• _TASK TO CARRY OUT_
Quote every line of the data below as it stands, omitting pictures.

>> Begin DATA

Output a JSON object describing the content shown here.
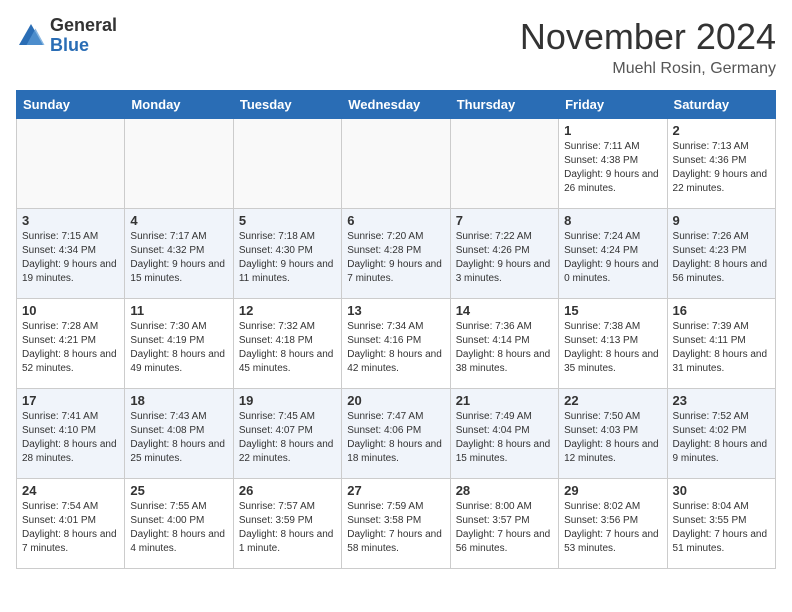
{
  "logo": {
    "general": "General",
    "blue": "Blue"
  },
  "title": "November 2024",
  "location": "Muehl Rosin, Germany",
  "days_of_week": [
    "Sunday",
    "Monday",
    "Tuesday",
    "Wednesday",
    "Thursday",
    "Friday",
    "Saturday"
  ],
  "weeks": [
    [
      {
        "day": "",
        "info": ""
      },
      {
        "day": "",
        "info": ""
      },
      {
        "day": "",
        "info": ""
      },
      {
        "day": "",
        "info": ""
      },
      {
        "day": "",
        "info": ""
      },
      {
        "day": "1",
        "info": "Sunrise: 7:11 AM\nSunset: 4:38 PM\nDaylight: 9 hours and 26 minutes."
      },
      {
        "day": "2",
        "info": "Sunrise: 7:13 AM\nSunset: 4:36 PM\nDaylight: 9 hours and 22 minutes."
      }
    ],
    [
      {
        "day": "3",
        "info": "Sunrise: 7:15 AM\nSunset: 4:34 PM\nDaylight: 9 hours and 19 minutes."
      },
      {
        "day": "4",
        "info": "Sunrise: 7:17 AM\nSunset: 4:32 PM\nDaylight: 9 hours and 15 minutes."
      },
      {
        "day": "5",
        "info": "Sunrise: 7:18 AM\nSunset: 4:30 PM\nDaylight: 9 hours and 11 minutes."
      },
      {
        "day": "6",
        "info": "Sunrise: 7:20 AM\nSunset: 4:28 PM\nDaylight: 9 hours and 7 minutes."
      },
      {
        "day": "7",
        "info": "Sunrise: 7:22 AM\nSunset: 4:26 PM\nDaylight: 9 hours and 3 minutes."
      },
      {
        "day": "8",
        "info": "Sunrise: 7:24 AM\nSunset: 4:24 PM\nDaylight: 9 hours and 0 minutes."
      },
      {
        "day": "9",
        "info": "Sunrise: 7:26 AM\nSunset: 4:23 PM\nDaylight: 8 hours and 56 minutes."
      }
    ],
    [
      {
        "day": "10",
        "info": "Sunrise: 7:28 AM\nSunset: 4:21 PM\nDaylight: 8 hours and 52 minutes."
      },
      {
        "day": "11",
        "info": "Sunrise: 7:30 AM\nSunset: 4:19 PM\nDaylight: 8 hours and 49 minutes."
      },
      {
        "day": "12",
        "info": "Sunrise: 7:32 AM\nSunset: 4:18 PM\nDaylight: 8 hours and 45 minutes."
      },
      {
        "day": "13",
        "info": "Sunrise: 7:34 AM\nSunset: 4:16 PM\nDaylight: 8 hours and 42 minutes."
      },
      {
        "day": "14",
        "info": "Sunrise: 7:36 AM\nSunset: 4:14 PM\nDaylight: 8 hours and 38 minutes."
      },
      {
        "day": "15",
        "info": "Sunrise: 7:38 AM\nSunset: 4:13 PM\nDaylight: 8 hours and 35 minutes."
      },
      {
        "day": "16",
        "info": "Sunrise: 7:39 AM\nSunset: 4:11 PM\nDaylight: 8 hours and 31 minutes."
      }
    ],
    [
      {
        "day": "17",
        "info": "Sunrise: 7:41 AM\nSunset: 4:10 PM\nDaylight: 8 hours and 28 minutes."
      },
      {
        "day": "18",
        "info": "Sunrise: 7:43 AM\nSunset: 4:08 PM\nDaylight: 8 hours and 25 minutes."
      },
      {
        "day": "19",
        "info": "Sunrise: 7:45 AM\nSunset: 4:07 PM\nDaylight: 8 hours and 22 minutes."
      },
      {
        "day": "20",
        "info": "Sunrise: 7:47 AM\nSunset: 4:06 PM\nDaylight: 8 hours and 18 minutes."
      },
      {
        "day": "21",
        "info": "Sunrise: 7:49 AM\nSunset: 4:04 PM\nDaylight: 8 hours and 15 minutes."
      },
      {
        "day": "22",
        "info": "Sunrise: 7:50 AM\nSunset: 4:03 PM\nDaylight: 8 hours and 12 minutes."
      },
      {
        "day": "23",
        "info": "Sunrise: 7:52 AM\nSunset: 4:02 PM\nDaylight: 8 hours and 9 minutes."
      }
    ],
    [
      {
        "day": "24",
        "info": "Sunrise: 7:54 AM\nSunset: 4:01 PM\nDaylight: 8 hours and 7 minutes."
      },
      {
        "day": "25",
        "info": "Sunrise: 7:55 AM\nSunset: 4:00 PM\nDaylight: 8 hours and 4 minutes."
      },
      {
        "day": "26",
        "info": "Sunrise: 7:57 AM\nSunset: 3:59 PM\nDaylight: 8 hours and 1 minute."
      },
      {
        "day": "27",
        "info": "Sunrise: 7:59 AM\nSunset: 3:58 PM\nDaylight: 7 hours and 58 minutes."
      },
      {
        "day": "28",
        "info": "Sunrise: 8:00 AM\nSunset: 3:57 PM\nDaylight: 7 hours and 56 minutes."
      },
      {
        "day": "29",
        "info": "Sunrise: 8:02 AM\nSunset: 3:56 PM\nDaylight: 7 hours and 53 minutes."
      },
      {
        "day": "30",
        "info": "Sunrise: 8:04 AM\nSunset: 3:55 PM\nDaylight: 7 hours and 51 minutes."
      }
    ]
  ]
}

>> End DATA

• _WRITTEN ANSWER_
Output a JSON object describing the content shown here.
{
  "logo": {
    "general": "General",
    "blue": "Blue"
  },
  "title": "November 2024",
  "location": "Muehl Rosin, Germany",
  "days_of_week": [
    "Sunday",
    "Monday",
    "Tuesday",
    "Wednesday",
    "Thursday",
    "Friday",
    "Saturday"
  ],
  "weeks": [
    [
      {
        "day": "",
        "info": ""
      },
      {
        "day": "",
        "info": ""
      },
      {
        "day": "",
        "info": ""
      },
      {
        "day": "",
        "info": ""
      },
      {
        "day": "",
        "info": ""
      },
      {
        "day": "1",
        "info": "Sunrise: 7:11 AM\nSunset: 4:38 PM\nDaylight: 9 hours and 26 minutes."
      },
      {
        "day": "2",
        "info": "Sunrise: 7:13 AM\nSunset: 4:36 PM\nDaylight: 9 hours and 22 minutes."
      }
    ],
    [
      {
        "day": "3",
        "info": "Sunrise: 7:15 AM\nSunset: 4:34 PM\nDaylight: 9 hours and 19 minutes."
      },
      {
        "day": "4",
        "info": "Sunrise: 7:17 AM\nSunset: 4:32 PM\nDaylight: 9 hours and 15 minutes."
      },
      {
        "day": "5",
        "info": "Sunrise: 7:18 AM\nSunset: 4:30 PM\nDaylight: 9 hours and 11 minutes."
      },
      {
        "day": "6",
        "info": "Sunrise: 7:20 AM\nSunset: 4:28 PM\nDaylight: 9 hours and 7 minutes."
      },
      {
        "day": "7",
        "info": "Sunrise: 7:22 AM\nSunset: 4:26 PM\nDaylight: 9 hours and 3 minutes."
      },
      {
        "day": "8",
        "info": "Sunrise: 7:24 AM\nSunset: 4:24 PM\nDaylight: 9 hours and 0 minutes."
      },
      {
        "day": "9",
        "info": "Sunrise: 7:26 AM\nSunset: 4:23 PM\nDaylight: 8 hours and 56 minutes."
      }
    ],
    [
      {
        "day": "10",
        "info": "Sunrise: 7:28 AM\nSunset: 4:21 PM\nDaylight: 8 hours and 52 minutes."
      },
      {
        "day": "11",
        "info": "Sunrise: 7:30 AM\nSunset: 4:19 PM\nDaylight: 8 hours and 49 minutes."
      },
      {
        "day": "12",
        "info": "Sunrise: 7:32 AM\nSunset: 4:18 PM\nDaylight: 8 hours and 45 minutes."
      },
      {
        "day": "13",
        "info": "Sunrise: 7:34 AM\nSunset: 4:16 PM\nDaylight: 8 hours and 42 minutes."
      },
      {
        "day": "14",
        "info": "Sunrise: 7:36 AM\nSunset: 4:14 PM\nDaylight: 8 hours and 38 minutes."
      },
      {
        "day": "15",
        "info": "Sunrise: 7:38 AM\nSunset: 4:13 PM\nDaylight: 8 hours and 35 minutes."
      },
      {
        "day": "16",
        "info": "Sunrise: 7:39 AM\nSunset: 4:11 PM\nDaylight: 8 hours and 31 minutes."
      }
    ],
    [
      {
        "day": "17",
        "info": "Sunrise: 7:41 AM\nSunset: 4:10 PM\nDaylight: 8 hours and 28 minutes."
      },
      {
        "day": "18",
        "info": "Sunrise: 7:43 AM\nSunset: 4:08 PM\nDaylight: 8 hours and 25 minutes."
      },
      {
        "day": "19",
        "info": "Sunrise: 7:45 AM\nSunset: 4:07 PM\nDaylight: 8 hours and 22 minutes."
      },
      {
        "day": "20",
        "info": "Sunrise: 7:47 AM\nSunset: 4:06 PM\nDaylight: 8 hours and 18 minutes."
      },
      {
        "day": "21",
        "info": "Sunrise: 7:49 AM\nSunset: 4:04 PM\nDaylight: 8 hours and 15 minutes."
      },
      {
        "day": "22",
        "info": "Sunrise: 7:50 AM\nSunset: 4:03 PM\nDaylight: 8 hours and 12 minutes."
      },
      {
        "day": "23",
        "info": "Sunrise: 7:52 AM\nSunset: 4:02 PM\nDaylight: 8 hours and 9 minutes."
      }
    ],
    [
      {
        "day": "24",
        "info": "Sunrise: 7:54 AM\nSunset: 4:01 PM\nDaylight: 8 hours and 7 minutes."
      },
      {
        "day": "25",
        "info": "Sunrise: 7:55 AM\nSunset: 4:00 PM\nDaylight: 8 hours and 4 minutes."
      },
      {
        "day": "26",
        "info": "Sunrise: 7:57 AM\nSunset: 3:59 PM\nDaylight: 8 hours and 1 minute."
      },
      {
        "day": "27",
        "info": "Sunrise: 7:59 AM\nSunset: 3:58 PM\nDaylight: 7 hours and 58 minutes."
      },
      {
        "day": "28",
        "info": "Sunrise: 8:00 AM\nSunset: 3:57 PM\nDaylight: 7 hours and 56 minutes."
      },
      {
        "day": "29",
        "info": "Sunrise: 8:02 AM\nSunset: 3:56 PM\nDaylight: 7 hours and 53 minutes."
      },
      {
        "day": "30",
        "info": "Sunrise: 8:04 AM\nSunset: 3:55 PM\nDaylight: 7 hours and 51 minutes."
      }
    ]
  ]
}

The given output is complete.